■ **GIVEN PROBLEM**
In the listing below, locate the lines bearing the word "section". Copy every one of them.
***** RECORD EXCERPTS
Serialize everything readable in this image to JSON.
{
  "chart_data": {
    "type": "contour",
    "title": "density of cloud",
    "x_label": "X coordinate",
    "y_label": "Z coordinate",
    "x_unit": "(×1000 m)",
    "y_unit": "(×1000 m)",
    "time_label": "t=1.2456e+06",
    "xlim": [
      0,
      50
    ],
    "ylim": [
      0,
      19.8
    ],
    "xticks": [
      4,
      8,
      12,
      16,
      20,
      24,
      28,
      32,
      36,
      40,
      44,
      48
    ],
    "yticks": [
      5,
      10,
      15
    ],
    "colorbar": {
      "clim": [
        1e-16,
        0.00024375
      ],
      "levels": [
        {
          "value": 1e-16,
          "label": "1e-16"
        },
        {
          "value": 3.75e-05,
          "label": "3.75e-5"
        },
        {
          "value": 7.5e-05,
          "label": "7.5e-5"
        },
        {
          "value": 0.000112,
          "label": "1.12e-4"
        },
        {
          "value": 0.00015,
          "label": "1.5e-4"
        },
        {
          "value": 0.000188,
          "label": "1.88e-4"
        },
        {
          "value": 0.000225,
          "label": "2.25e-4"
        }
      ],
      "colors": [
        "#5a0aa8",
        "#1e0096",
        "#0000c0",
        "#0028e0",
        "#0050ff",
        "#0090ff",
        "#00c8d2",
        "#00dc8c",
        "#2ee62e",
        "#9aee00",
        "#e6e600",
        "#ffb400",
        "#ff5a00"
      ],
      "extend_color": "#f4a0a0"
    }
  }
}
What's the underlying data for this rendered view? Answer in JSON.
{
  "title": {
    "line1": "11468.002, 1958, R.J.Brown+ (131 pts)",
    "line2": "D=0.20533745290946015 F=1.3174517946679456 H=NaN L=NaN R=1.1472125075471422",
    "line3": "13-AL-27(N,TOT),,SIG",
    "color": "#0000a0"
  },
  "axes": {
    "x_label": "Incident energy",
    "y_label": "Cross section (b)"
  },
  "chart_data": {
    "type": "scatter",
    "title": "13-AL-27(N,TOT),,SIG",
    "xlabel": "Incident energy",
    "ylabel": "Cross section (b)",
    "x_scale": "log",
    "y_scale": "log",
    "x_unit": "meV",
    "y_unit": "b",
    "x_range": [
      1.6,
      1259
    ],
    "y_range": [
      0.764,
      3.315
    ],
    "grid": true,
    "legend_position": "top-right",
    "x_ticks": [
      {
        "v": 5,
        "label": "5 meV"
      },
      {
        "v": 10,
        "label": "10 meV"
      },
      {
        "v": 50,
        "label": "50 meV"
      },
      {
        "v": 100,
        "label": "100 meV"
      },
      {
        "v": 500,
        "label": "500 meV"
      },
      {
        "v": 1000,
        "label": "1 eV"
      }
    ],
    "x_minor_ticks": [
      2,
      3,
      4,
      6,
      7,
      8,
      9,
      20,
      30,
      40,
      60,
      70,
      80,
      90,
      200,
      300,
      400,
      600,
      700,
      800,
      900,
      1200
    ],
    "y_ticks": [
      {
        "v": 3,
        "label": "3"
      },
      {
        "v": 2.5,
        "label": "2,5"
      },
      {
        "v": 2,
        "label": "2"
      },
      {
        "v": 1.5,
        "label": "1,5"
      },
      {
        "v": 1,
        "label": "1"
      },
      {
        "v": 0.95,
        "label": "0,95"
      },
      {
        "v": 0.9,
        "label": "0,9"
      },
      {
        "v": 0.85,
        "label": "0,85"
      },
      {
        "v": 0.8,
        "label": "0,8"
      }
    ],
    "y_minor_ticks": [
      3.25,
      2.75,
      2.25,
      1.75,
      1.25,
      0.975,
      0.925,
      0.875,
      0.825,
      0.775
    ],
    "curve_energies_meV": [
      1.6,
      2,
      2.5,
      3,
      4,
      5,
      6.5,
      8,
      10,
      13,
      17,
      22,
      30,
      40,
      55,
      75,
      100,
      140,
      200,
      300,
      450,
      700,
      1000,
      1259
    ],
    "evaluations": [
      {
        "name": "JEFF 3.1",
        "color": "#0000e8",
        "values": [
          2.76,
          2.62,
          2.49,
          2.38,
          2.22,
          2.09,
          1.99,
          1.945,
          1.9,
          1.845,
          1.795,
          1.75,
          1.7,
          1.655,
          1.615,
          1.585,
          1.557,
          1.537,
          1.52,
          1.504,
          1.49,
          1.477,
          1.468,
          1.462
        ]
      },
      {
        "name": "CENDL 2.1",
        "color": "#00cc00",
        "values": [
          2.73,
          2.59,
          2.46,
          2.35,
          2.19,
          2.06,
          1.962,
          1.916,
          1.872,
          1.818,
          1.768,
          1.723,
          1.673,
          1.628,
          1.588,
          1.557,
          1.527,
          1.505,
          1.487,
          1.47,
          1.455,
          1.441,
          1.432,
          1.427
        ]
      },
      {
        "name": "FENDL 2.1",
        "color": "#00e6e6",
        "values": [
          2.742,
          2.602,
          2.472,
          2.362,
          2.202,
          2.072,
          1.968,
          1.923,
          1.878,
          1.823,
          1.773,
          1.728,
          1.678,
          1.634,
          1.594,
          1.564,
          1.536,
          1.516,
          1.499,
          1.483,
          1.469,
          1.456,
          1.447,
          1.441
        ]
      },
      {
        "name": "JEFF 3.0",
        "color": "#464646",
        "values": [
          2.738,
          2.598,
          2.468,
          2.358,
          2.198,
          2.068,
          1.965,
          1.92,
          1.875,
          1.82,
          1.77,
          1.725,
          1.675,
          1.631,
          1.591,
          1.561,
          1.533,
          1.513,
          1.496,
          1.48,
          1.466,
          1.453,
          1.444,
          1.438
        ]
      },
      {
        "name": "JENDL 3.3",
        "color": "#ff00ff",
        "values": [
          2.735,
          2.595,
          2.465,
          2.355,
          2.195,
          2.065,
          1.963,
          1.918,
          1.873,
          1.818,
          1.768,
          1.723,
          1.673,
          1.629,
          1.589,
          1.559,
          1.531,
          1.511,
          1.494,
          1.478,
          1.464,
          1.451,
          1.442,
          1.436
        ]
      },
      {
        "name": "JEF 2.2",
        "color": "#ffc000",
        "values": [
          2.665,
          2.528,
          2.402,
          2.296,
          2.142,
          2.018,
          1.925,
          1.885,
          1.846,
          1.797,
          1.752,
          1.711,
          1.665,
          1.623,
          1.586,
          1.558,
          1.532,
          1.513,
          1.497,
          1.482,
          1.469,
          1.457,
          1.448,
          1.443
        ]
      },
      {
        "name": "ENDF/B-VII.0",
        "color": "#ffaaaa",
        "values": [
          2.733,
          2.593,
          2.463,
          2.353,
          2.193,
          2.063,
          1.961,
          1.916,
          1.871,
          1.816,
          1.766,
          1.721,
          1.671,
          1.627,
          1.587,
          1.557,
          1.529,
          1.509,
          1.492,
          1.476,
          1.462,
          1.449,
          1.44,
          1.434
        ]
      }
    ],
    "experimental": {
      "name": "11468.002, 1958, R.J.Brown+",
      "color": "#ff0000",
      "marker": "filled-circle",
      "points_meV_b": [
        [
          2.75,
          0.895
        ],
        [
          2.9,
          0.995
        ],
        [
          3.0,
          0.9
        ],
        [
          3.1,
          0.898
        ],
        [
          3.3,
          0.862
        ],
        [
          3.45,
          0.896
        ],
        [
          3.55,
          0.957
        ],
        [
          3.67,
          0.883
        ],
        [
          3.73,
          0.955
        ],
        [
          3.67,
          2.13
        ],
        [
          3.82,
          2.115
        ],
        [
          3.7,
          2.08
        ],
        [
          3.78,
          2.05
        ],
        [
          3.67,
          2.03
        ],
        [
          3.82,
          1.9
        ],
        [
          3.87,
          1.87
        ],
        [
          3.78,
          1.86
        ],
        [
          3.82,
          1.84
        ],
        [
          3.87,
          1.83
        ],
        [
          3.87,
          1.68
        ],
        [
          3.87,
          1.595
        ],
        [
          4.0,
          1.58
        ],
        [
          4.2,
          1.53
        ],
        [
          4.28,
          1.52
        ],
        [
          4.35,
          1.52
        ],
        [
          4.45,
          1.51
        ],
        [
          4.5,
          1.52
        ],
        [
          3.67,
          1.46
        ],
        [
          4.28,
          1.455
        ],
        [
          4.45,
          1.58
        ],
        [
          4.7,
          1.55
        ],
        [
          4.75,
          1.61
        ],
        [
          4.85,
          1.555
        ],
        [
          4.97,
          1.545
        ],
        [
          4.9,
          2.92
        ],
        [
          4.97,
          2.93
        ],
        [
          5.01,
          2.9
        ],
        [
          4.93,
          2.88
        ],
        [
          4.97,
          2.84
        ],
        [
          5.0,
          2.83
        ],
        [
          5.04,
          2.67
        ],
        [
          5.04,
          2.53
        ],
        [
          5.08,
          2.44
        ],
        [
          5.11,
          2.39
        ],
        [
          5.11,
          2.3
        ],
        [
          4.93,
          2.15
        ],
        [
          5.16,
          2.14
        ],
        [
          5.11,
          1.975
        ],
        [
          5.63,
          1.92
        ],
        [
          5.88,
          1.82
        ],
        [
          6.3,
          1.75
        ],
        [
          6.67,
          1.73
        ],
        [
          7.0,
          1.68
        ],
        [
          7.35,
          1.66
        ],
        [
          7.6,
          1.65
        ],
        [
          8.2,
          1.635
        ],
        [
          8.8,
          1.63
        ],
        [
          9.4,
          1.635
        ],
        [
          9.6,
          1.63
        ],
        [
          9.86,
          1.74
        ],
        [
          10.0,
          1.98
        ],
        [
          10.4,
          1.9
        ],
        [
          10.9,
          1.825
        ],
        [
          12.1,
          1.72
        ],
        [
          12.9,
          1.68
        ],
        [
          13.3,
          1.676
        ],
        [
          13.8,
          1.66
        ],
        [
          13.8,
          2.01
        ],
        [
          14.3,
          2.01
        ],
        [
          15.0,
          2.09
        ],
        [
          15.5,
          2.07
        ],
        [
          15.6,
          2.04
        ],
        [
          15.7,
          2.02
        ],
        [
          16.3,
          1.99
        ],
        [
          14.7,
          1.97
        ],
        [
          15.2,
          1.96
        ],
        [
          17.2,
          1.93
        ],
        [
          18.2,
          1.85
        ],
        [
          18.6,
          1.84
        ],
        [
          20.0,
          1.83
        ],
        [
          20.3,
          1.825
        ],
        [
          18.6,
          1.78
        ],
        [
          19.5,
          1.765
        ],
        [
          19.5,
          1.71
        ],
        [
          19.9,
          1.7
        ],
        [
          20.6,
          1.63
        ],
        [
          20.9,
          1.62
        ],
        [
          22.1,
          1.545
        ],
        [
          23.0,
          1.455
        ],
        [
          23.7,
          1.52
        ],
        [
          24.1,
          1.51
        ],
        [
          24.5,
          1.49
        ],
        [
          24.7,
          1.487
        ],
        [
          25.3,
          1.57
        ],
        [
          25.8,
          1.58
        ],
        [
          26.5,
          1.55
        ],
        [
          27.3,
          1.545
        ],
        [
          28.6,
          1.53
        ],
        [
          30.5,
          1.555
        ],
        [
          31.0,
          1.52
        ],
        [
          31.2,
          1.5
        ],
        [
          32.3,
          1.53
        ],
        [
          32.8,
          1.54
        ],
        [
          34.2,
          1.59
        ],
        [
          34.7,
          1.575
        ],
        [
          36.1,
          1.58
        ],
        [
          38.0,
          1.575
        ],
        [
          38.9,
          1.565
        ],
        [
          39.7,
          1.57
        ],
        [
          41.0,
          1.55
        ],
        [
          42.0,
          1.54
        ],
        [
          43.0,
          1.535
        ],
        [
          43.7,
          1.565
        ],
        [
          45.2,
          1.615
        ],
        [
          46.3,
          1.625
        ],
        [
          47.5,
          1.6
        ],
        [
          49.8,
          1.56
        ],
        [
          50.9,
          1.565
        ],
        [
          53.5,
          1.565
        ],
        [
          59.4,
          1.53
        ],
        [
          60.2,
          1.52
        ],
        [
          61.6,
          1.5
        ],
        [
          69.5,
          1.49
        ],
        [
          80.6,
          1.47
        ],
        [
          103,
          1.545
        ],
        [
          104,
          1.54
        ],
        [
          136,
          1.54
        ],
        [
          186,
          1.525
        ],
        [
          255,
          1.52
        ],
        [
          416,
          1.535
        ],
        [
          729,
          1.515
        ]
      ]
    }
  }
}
**********
■ **SOLVED EXERCISE**
    "y_label": "Cross section (b)"
    "ylabel": "Cross section (b)",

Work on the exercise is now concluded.